+++ ROWS +++
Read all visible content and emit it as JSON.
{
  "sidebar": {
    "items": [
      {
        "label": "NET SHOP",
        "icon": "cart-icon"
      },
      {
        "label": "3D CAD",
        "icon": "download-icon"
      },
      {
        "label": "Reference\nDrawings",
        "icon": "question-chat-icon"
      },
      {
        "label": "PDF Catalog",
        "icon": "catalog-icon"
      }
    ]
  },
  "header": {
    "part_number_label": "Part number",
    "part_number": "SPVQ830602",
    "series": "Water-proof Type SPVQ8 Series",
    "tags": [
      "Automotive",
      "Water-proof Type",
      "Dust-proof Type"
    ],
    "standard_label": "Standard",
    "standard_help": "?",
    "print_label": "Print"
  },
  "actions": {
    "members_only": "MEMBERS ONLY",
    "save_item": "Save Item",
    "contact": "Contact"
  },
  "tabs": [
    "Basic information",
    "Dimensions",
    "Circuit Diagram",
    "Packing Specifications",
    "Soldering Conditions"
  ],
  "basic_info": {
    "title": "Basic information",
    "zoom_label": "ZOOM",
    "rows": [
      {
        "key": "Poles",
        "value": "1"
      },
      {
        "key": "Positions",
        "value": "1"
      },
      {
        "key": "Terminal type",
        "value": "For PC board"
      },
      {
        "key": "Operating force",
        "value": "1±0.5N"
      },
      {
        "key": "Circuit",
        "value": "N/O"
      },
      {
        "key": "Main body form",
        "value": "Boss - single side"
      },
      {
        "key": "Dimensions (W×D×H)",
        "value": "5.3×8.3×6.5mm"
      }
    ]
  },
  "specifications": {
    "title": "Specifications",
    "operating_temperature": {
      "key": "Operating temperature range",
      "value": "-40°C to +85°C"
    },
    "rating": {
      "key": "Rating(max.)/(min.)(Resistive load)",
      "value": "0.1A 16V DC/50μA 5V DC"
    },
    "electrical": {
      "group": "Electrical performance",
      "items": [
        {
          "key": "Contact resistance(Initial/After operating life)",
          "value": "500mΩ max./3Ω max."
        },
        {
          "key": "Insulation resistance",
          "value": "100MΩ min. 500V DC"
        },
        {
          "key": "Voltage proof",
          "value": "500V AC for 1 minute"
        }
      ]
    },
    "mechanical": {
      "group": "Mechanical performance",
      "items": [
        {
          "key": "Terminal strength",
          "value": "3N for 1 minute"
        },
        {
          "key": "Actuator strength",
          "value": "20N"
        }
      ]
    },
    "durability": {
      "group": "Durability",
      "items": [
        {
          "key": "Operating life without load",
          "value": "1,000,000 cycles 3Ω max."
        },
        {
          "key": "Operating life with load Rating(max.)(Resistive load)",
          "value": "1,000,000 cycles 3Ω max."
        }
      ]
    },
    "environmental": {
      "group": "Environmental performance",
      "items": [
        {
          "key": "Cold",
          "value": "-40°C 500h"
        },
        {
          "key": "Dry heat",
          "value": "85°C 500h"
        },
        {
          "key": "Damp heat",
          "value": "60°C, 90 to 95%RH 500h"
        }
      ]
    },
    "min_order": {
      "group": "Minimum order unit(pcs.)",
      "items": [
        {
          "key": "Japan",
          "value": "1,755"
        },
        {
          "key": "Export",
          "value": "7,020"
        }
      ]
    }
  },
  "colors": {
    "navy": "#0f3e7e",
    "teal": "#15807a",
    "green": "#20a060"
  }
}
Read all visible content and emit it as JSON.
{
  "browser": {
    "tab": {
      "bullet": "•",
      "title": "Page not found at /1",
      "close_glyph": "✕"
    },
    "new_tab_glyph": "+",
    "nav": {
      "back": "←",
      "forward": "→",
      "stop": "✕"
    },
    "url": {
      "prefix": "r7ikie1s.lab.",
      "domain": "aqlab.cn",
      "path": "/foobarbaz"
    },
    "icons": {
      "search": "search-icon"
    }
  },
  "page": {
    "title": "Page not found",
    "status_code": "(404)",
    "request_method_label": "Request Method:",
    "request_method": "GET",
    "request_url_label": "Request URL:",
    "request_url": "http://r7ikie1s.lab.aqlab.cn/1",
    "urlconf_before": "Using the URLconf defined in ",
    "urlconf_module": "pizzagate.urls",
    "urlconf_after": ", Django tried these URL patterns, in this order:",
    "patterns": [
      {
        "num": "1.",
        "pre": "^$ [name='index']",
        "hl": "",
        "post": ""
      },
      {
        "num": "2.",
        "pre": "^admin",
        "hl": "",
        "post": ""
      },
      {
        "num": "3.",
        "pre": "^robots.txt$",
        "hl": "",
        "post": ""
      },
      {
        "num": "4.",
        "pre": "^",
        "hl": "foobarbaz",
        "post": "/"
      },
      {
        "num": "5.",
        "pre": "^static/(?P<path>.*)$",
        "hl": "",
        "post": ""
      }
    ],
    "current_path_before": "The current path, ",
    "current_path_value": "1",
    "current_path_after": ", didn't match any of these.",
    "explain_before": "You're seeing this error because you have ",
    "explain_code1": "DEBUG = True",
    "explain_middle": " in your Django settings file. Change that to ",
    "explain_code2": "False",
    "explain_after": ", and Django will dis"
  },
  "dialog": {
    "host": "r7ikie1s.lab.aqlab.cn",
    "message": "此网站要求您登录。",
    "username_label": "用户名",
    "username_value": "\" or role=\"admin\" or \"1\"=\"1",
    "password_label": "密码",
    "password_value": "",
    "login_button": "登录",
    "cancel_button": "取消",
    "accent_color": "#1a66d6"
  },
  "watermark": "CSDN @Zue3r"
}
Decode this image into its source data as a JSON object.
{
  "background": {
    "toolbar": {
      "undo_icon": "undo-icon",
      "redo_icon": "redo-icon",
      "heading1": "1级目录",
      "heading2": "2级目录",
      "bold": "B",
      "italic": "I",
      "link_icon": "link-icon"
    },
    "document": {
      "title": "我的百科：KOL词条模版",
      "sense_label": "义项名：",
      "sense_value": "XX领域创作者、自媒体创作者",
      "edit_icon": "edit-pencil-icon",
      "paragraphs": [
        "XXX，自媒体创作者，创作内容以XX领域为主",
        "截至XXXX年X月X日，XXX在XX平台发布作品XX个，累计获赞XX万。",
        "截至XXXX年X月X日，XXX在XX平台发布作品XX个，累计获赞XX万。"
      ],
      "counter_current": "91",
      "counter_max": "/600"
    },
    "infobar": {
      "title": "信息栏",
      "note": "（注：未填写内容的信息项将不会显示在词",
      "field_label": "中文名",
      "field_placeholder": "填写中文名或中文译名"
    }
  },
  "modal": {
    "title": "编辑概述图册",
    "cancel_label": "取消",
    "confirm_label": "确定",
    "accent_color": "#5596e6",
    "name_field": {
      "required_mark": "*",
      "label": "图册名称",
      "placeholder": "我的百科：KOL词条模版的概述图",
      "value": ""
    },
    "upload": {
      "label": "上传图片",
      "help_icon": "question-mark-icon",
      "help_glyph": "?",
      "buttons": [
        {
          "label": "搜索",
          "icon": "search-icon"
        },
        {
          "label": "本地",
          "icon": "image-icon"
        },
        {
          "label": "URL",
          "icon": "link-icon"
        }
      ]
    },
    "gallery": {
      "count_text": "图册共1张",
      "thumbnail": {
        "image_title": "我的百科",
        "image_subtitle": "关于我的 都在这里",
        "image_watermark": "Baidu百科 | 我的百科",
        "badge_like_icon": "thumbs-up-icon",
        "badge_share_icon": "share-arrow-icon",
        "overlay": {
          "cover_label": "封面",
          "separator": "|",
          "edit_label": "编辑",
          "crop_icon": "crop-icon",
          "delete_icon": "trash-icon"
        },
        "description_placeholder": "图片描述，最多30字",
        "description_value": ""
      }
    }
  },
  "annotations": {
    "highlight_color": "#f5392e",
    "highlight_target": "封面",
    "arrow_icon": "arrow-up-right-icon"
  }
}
+++
WHAT THE EXERCISE ASKS =>
Search the preceding listing for "自媒体创作者" and extract every line where it is found.

COMPLETE OUTPUT =>
      "sense_value": "XX领域创作者、自媒体创作者",
        "XXX，自媒体创作者，创作内容以XX领域为主",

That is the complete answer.